■ **Work to complete**
[1] Translate this sentence from the essay about the cow-eating-grass joke into Spanish: "I would have preferred she had framed and hung my blank paper."
[2] For each statement, answer yes or no according to the essay about the cow-eating-grass joke, and quote the deciding words: (a) The writer first heard the joke on a show hosted by Mike Douglas. (b) The writer's younger brother painted a city street watercolor. (c) In the play "Art," the white canvas costs $200,000.
[3] Extend the essay about the cow-eating-grass joke past its final sentence.

You don't know what you got till it's gone
It is a painting of a cow eating grass.
— There is no grass.
The cow has eaten it.
— There is no cow.
Why would the cow stay after all the grass is gone?
An old joke, often told. I remember hearing it first in my pre-teens in a comedy routine probably on “The Ed Sullivan Show.” Or Merv Griffin. Either way, it was definitely not Mike Douglas.
I was sent to bed in those days before Johnny.
I likely wasn’t the only grade-schooler who tried to pass off a blank piece of paper as my art assignment, and my teacher most likely was not the first to have to fake a smile at the attempted hoodwinking then send a student back to the drawing board.
I was never much of an artist. I’m too obsessed with straight lines and boxes to think outside of same.
A sixth-grade multi-colored chalk drawing made its way into a school show, but only because every student in the class had to be represented. I attempted to mirror the left half of the drawing on the right half.
It was, in words of Ronald Reagan, “a noble failure.”
My mother, being a mother, framed it and hung it on the wall of a spare bedroom in my parents’ apartment right next to a city street watercolor (less of a mess) done by my younger brother.
Neither of us ever lived in that apartment, but my mother (being a mother) nevertheless referred to that room as “the boys’ bedroom.”
The other boy and I were, at that point in time, in our 40s.
I would have preferred she had framed and hung my blank paper.
Ultimately, the cow-eating-grass tale could be seen in a far more serious artistic endeavor the Tony Award-winning play “Art,” wherein a man purchases a white canvas for $200,000 to the consternation of his friend — who has his own definition of what constitutes artistic merit — setting a comedic chain of events and conversations about the nature of friendship, the creative process and how we view the world.
“If I’m who I am because I’m who I am and you are who you are because you are who you are, then I’m who I am and you’re who you are,” one friend addresses another.
“If on the other hand, I am who I am because you’re who you are, and if you’re who you are because I’m who I am, then I am not who I am and you’re not who you are.”

■ **Document layout detection data**
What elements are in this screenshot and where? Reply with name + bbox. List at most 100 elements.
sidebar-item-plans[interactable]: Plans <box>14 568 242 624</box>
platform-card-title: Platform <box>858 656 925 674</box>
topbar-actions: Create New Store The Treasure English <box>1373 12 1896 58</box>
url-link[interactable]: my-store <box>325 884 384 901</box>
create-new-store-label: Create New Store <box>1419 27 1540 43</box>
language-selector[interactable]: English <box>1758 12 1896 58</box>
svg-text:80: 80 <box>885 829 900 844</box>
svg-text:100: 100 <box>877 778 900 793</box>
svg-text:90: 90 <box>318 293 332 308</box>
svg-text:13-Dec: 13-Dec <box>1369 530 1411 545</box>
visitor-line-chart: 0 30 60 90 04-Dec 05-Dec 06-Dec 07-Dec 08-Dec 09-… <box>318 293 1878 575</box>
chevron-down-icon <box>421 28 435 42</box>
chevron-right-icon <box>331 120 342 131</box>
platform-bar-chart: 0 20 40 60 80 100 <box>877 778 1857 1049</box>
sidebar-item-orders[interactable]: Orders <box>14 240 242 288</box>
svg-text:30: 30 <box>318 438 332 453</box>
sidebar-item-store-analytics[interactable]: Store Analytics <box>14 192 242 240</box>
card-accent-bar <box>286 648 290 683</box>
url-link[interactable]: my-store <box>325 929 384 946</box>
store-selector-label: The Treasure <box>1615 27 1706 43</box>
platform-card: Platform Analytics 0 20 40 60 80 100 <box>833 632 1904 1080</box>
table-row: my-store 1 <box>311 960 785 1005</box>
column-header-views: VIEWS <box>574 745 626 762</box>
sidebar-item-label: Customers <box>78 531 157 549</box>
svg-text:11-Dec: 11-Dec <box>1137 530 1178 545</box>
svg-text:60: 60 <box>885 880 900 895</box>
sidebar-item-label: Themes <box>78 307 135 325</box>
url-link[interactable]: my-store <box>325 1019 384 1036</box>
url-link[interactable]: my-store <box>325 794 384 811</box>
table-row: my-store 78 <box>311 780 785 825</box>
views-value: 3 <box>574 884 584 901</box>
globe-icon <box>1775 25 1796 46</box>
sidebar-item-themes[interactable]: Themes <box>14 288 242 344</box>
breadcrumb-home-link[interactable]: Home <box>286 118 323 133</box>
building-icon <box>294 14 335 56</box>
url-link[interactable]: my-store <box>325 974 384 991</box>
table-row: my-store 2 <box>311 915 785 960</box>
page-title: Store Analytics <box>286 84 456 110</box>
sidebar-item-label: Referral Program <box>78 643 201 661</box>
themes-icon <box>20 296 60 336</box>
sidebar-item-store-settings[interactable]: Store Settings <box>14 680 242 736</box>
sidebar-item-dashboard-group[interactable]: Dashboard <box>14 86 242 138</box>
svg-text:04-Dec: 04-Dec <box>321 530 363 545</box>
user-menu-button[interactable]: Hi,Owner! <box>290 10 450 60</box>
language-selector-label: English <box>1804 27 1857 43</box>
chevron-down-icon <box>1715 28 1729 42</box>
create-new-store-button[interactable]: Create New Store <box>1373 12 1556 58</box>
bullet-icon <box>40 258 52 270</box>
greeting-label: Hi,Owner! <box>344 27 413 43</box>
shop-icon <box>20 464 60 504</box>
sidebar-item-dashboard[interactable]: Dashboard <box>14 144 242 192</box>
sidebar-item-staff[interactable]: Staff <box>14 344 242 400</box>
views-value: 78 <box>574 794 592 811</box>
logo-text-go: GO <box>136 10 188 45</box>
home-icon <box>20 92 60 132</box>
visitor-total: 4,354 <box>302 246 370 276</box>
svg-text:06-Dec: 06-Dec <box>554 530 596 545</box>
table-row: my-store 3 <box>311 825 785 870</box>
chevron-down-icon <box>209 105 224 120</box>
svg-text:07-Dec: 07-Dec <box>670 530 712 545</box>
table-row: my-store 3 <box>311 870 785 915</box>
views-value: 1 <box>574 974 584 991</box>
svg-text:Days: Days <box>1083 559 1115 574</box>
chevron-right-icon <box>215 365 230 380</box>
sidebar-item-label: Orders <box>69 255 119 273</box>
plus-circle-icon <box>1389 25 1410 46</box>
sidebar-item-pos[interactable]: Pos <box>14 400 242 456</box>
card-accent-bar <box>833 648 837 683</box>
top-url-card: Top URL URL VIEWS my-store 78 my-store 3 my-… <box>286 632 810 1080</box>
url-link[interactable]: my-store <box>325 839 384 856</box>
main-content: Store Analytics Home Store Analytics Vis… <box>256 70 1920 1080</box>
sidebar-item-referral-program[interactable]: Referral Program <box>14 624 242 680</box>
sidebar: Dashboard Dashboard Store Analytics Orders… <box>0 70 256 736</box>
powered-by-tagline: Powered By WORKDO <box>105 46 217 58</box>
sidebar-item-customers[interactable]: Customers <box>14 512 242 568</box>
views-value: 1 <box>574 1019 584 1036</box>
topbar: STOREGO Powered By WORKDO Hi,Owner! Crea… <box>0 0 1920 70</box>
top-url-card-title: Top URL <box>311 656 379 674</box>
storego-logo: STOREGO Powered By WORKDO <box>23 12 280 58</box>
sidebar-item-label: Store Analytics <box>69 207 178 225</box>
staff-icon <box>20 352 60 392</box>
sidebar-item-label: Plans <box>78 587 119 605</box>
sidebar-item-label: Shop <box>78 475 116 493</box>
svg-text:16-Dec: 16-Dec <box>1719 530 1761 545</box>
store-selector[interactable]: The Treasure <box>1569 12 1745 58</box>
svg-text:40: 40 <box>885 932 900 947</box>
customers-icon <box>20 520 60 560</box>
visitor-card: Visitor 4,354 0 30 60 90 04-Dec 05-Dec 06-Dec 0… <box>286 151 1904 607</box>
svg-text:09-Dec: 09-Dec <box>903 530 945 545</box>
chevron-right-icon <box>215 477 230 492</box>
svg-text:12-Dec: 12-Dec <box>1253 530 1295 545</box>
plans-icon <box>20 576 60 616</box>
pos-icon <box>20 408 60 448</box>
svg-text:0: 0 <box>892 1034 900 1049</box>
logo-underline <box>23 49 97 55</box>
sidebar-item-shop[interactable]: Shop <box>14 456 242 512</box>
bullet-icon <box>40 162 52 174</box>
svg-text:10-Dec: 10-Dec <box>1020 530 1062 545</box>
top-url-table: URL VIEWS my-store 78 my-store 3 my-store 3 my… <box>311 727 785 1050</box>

■ **Responses in order**
[1] Habría preferido que ella hubiera enmarcado y colgado mi papel en blanco.

[2]
(a) No: "Either way, it was definitely not Mike Douglas."
(b) Yes: "a city street watercolor (less of a mess) done by my younger brother"
(c) Yes: "a man purchases a white canvas for $200,000"

[3]
(It doesn’t get more meta than that.)
I am, I said.
To no one there.
And no one heard at all.
Not even the chair.
(OK, maybe it does.)
In 1952 in a concert hall in (where else?) Woodstock, New York, pianist David Tudor gave the premiere performance of composer John Cage’s controversial and experimental 4’33” — a three-movement piece lasting four minutes and 33 seconds wherein the only sounds Tudor made were from opening and closing the keyboard lid to note the beginnings and ends of the movements.
“What they thought was silence, because they don’t know how to listen,” Cage said of the frustrated audience members, some of whom walked out, “was full of accidental sounds.”
“Sleepify,” an album by the punk band Vulfpeck has 10 tracks of various lengths, all of which are silent. A promotional mistake for the Taylor Swift album “1989,” meanwhile, led to the release of what became called “Track 3” — consisting of eight seconds of white noise.
Yes, yes, make all the “Taylor Swift/white noise” jokes that come to mind but “Track 3” topped the iTunes charts in Canada.
What is the difference, though, between a blank canvas or a silent piece of music on the one hand and something of questionable taste on the other?
Spirit animal Todd Snider addresses this head-on in “Talking Seattle Grunge Rock Blues” — in which the Oregon folksinger imagines soaring to commercial and critical success by fronting “the only band who wouldn’t play a note.”
The band gets signed by a record company agent who “said he loved our work, but he wasn’t sure he could sell a record with nothing on it.”
At which point Snider reminds the agent the band was from Seattle, a deal is made, and the group gets a $2.5 million advance, and is booked on MTV Unplugged.
We went right out there
and refused to do
acoustical versions of
the electrical songs
We had refused to record
in the first place
Hey hey ... my my
During the state restrictions placed upon us in the wake of the pandemic, we have slowly been losing touch with the arts.
Not the real artists, of course; those who paint and dance, who sculpt and act — who we would call “creatives” if we didn’t think that twee in-vogue term was only slightly less pretentious than “journalist” — those folks find ways to produce.
They couldn’t stop if they tried.
But we, the audience, have had our participation truncated. Sitting in our homes, as theaters are darkened and galleries shuttered, we try our best to remain engaged through our various screens.
Art, in all its forms and constructs open for debate, feeds our humanity.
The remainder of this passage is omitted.